_Directions:_
Pick out every line with the word "right" and copy it.

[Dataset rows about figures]
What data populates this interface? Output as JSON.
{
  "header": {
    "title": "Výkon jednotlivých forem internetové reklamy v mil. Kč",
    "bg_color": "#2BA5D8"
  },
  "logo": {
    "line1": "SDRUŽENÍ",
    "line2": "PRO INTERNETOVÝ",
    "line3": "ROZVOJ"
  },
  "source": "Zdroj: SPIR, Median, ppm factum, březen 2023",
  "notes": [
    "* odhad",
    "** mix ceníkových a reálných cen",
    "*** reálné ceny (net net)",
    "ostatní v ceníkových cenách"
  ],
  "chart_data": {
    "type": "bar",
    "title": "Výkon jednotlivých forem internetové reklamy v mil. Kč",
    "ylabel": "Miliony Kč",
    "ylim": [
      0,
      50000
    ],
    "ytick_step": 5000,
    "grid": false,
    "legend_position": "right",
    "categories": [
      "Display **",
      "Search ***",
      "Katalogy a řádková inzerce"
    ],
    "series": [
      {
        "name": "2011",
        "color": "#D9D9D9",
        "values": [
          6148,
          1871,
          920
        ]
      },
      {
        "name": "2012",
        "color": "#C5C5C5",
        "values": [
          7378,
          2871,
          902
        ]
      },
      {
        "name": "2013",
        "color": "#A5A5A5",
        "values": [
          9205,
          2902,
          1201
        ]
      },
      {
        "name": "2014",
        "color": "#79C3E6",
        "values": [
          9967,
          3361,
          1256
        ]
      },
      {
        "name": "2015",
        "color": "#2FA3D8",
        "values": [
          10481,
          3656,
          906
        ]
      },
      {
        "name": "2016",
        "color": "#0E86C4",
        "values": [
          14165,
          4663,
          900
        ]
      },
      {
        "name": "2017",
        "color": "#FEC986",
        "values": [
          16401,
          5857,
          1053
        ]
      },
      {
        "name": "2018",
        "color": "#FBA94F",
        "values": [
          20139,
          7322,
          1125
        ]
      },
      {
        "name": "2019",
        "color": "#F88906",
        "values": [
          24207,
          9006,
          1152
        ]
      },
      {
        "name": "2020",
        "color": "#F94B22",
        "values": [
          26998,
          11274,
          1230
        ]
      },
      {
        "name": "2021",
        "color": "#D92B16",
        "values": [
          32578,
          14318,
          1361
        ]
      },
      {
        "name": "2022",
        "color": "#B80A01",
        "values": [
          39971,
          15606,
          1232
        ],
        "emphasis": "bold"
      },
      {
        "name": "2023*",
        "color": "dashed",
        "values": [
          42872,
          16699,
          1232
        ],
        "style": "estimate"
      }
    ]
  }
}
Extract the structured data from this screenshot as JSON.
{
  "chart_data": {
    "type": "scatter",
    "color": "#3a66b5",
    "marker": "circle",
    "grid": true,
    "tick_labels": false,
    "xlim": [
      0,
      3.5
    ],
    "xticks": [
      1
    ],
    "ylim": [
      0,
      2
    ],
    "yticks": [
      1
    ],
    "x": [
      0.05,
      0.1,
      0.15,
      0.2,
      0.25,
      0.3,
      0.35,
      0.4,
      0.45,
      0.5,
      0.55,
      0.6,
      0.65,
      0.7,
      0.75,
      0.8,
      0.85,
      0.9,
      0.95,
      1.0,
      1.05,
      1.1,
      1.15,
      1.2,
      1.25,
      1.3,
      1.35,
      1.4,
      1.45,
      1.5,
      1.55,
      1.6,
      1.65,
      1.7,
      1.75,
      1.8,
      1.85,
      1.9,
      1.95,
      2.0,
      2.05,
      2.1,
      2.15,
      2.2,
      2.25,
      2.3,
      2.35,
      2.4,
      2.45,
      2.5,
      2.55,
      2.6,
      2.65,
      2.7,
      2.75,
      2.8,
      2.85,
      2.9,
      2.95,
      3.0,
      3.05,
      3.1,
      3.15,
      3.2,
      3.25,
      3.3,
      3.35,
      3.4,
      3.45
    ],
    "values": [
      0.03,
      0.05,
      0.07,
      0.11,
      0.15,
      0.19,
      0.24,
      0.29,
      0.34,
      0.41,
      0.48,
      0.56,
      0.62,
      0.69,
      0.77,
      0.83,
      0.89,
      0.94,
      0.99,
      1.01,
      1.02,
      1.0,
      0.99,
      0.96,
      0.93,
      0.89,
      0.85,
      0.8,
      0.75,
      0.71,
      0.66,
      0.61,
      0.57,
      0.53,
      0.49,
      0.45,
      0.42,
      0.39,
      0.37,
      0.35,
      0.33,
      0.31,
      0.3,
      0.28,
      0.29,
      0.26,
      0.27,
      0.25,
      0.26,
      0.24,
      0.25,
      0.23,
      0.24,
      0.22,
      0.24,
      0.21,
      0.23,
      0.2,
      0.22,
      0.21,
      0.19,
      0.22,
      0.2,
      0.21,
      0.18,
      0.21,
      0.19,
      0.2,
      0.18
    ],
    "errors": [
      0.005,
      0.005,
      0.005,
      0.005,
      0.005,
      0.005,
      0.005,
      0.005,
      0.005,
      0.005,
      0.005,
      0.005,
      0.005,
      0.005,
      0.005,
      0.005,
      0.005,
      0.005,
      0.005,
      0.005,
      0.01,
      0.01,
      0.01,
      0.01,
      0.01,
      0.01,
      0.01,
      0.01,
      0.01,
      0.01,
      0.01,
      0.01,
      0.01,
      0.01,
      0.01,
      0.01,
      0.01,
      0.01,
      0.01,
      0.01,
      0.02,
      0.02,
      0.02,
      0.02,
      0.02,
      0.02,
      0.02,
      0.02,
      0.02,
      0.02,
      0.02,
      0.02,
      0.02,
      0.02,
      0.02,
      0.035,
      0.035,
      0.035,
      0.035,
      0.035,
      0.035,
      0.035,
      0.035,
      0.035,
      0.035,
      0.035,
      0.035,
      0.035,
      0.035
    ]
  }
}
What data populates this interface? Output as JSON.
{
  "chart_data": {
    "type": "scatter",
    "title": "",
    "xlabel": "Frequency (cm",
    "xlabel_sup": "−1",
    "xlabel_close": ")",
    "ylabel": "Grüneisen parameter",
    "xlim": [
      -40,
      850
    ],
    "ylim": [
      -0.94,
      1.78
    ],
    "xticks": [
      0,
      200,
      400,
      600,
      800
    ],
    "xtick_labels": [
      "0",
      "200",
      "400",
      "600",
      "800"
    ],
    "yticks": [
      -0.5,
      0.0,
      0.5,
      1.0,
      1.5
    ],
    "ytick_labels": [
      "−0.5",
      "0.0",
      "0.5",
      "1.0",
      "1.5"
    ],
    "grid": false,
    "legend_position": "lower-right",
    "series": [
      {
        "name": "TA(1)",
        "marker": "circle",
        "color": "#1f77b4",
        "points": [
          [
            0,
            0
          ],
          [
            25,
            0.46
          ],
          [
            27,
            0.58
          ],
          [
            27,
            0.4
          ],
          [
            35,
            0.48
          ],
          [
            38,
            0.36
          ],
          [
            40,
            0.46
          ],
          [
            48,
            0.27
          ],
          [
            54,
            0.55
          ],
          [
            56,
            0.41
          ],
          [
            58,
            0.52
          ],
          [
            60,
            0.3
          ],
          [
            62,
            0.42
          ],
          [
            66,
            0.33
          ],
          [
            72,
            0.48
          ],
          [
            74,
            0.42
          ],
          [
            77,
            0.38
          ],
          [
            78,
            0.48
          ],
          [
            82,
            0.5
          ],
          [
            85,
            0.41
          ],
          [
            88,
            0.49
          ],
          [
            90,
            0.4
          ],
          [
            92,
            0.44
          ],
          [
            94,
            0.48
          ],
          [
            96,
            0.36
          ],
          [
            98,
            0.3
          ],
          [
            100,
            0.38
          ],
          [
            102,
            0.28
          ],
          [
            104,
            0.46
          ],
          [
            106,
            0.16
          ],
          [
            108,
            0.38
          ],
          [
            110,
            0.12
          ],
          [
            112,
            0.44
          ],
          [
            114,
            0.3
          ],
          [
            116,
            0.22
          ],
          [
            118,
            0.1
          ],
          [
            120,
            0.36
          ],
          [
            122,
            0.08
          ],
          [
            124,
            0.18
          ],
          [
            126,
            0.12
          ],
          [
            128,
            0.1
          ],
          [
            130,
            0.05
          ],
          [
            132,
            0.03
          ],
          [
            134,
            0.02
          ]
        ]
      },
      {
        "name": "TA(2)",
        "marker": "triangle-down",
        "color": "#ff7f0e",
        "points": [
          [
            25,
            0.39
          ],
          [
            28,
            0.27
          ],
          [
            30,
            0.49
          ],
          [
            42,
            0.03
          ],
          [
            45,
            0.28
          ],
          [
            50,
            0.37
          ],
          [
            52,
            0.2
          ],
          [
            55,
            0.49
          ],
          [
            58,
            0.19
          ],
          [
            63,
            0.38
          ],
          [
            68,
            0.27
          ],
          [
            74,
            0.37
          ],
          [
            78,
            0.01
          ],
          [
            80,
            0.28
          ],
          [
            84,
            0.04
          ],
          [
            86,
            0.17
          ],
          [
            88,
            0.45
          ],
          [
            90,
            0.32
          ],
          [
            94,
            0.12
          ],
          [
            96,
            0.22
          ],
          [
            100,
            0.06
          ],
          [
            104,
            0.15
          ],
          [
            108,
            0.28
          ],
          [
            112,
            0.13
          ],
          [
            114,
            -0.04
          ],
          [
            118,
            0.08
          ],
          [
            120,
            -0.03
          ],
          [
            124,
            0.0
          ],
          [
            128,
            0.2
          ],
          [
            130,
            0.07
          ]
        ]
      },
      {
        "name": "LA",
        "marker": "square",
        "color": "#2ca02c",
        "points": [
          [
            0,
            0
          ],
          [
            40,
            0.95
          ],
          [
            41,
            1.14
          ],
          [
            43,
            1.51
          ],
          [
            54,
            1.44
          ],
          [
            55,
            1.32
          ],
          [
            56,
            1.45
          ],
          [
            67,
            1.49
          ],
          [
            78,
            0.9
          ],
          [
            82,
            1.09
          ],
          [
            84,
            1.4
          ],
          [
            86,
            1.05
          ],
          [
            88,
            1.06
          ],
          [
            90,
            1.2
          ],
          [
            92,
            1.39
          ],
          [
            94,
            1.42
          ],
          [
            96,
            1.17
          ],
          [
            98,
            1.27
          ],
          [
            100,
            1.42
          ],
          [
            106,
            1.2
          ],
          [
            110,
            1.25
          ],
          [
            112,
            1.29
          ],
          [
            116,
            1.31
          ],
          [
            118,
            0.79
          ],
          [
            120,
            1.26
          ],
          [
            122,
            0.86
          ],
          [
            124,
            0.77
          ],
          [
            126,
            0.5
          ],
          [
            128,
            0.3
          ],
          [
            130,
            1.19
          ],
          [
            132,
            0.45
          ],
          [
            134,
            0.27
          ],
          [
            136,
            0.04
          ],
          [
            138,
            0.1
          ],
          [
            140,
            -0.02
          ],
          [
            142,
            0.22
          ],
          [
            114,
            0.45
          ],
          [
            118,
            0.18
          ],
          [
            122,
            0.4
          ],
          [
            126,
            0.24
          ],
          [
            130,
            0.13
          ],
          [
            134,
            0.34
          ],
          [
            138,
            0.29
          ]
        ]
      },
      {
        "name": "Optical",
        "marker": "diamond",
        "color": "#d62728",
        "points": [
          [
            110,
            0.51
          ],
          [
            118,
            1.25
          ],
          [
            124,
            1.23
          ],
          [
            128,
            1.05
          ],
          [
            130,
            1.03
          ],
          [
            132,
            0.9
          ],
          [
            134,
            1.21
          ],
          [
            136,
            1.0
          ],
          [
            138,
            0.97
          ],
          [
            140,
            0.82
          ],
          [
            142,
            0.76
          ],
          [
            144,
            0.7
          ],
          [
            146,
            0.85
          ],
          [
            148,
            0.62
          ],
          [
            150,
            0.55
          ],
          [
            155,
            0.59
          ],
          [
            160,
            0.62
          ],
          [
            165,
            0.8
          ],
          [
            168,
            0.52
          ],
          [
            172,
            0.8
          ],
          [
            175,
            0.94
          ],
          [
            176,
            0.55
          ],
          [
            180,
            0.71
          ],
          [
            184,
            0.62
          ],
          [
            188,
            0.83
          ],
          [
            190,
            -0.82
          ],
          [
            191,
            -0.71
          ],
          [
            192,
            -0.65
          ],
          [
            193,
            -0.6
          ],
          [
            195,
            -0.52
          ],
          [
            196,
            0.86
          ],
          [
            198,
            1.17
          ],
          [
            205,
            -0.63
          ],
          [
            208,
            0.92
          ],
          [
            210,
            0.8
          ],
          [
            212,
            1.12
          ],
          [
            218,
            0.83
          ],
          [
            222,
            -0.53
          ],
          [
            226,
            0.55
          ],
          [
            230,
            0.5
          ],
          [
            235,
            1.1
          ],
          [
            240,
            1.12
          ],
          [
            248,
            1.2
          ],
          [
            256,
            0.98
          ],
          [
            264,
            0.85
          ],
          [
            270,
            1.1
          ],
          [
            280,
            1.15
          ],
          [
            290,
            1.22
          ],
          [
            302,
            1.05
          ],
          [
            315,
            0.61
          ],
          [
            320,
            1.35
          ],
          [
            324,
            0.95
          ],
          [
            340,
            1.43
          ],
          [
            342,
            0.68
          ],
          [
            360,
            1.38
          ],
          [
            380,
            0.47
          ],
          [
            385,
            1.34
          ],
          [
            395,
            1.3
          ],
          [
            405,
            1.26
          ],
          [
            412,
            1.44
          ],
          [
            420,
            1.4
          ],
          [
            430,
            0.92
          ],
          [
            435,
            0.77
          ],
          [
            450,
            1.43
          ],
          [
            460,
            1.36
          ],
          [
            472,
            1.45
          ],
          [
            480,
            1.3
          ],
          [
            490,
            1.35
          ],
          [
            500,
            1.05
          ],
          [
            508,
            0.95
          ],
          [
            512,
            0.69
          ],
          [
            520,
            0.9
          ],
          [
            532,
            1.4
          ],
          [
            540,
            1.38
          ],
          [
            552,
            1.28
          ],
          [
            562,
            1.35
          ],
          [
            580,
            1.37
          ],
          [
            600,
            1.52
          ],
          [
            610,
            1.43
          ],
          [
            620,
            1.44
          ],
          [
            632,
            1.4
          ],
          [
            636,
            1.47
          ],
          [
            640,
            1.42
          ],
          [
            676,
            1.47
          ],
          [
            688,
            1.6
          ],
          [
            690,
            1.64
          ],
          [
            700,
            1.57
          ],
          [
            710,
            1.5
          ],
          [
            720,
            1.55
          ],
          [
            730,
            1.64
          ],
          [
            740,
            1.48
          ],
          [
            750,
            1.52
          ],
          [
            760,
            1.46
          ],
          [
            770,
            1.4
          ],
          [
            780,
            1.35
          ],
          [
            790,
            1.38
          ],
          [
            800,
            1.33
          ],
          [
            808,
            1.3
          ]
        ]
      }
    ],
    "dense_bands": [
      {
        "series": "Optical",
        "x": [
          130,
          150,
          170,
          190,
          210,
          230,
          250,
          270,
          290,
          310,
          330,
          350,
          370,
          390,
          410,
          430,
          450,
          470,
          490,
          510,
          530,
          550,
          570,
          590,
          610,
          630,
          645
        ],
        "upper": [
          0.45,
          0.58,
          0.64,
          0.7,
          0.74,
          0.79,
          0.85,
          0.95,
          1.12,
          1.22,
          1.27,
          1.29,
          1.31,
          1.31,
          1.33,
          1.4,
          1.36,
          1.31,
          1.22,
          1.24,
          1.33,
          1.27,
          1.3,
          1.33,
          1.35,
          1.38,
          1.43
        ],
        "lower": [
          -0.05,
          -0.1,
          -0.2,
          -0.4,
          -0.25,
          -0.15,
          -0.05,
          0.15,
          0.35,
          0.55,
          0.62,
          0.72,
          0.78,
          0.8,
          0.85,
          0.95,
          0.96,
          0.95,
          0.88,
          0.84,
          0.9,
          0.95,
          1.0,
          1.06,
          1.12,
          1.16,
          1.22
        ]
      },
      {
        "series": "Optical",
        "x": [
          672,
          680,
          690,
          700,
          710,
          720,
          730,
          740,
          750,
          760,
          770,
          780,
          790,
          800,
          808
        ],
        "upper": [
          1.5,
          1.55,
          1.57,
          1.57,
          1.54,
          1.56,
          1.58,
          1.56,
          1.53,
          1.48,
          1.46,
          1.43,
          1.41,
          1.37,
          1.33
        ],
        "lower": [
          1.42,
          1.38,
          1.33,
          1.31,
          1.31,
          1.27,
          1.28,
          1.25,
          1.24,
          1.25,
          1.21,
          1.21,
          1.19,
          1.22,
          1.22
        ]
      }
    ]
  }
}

_Task solution:_
    "legend_position": "right",
    "legend_position": "lower-right",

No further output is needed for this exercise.